▸ Records supplied
◆ ◆ ◆ ◆ ◆
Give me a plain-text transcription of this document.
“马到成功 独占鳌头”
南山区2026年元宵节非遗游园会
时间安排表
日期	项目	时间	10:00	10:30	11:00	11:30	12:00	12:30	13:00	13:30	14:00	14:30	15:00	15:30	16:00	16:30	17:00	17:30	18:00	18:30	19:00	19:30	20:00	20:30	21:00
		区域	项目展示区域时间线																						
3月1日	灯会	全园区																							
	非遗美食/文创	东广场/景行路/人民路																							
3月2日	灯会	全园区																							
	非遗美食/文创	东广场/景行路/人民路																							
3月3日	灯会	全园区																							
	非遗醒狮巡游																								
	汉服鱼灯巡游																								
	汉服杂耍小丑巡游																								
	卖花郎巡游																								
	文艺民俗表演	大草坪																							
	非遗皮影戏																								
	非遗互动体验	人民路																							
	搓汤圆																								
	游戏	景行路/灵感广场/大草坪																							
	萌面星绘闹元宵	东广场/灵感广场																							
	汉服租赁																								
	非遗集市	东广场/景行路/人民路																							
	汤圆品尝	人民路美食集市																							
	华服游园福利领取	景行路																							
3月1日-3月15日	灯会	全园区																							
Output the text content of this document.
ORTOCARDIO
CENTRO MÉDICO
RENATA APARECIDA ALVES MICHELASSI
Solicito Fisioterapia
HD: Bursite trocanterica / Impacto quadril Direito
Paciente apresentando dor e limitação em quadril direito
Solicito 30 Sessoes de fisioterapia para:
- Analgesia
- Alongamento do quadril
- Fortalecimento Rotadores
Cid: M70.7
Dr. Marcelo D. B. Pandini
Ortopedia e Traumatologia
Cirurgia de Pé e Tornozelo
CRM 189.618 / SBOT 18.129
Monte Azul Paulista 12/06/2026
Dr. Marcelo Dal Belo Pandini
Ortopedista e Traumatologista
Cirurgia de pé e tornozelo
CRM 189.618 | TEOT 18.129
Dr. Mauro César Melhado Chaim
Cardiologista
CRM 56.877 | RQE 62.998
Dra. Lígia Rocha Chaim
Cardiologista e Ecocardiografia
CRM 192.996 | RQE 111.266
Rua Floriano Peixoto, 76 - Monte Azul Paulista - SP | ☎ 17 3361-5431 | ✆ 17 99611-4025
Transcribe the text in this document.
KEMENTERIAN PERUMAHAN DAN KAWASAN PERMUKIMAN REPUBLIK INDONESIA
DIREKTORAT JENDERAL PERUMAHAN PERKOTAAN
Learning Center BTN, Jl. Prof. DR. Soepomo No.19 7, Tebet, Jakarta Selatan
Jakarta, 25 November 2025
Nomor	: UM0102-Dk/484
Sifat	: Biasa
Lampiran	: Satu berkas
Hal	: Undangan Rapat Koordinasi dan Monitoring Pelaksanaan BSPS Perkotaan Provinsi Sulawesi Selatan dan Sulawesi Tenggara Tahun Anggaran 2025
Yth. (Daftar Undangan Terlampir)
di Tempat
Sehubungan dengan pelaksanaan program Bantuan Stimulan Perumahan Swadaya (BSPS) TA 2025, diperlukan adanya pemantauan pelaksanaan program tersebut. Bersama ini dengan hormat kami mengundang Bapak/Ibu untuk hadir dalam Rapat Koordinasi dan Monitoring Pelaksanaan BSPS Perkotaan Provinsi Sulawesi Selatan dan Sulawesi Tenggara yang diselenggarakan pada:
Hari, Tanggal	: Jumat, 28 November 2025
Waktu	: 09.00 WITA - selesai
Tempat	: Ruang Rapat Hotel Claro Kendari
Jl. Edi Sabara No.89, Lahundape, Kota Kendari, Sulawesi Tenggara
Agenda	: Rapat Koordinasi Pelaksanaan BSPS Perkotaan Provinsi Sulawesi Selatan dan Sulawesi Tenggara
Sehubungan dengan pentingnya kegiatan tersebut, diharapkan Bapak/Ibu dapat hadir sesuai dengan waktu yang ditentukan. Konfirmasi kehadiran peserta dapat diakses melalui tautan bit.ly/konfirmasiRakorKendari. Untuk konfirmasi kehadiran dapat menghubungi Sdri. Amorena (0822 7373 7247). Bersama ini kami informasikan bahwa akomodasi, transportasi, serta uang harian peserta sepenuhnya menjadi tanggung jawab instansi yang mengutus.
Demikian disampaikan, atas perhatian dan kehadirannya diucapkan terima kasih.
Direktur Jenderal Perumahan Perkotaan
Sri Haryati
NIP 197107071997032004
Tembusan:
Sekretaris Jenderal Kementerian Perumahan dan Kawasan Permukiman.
◆ ◆ ◆ ◆ ◆
▸ Task statement
Tally the lines in this data that hold the word "document" and state only the count.

▸ Full response
3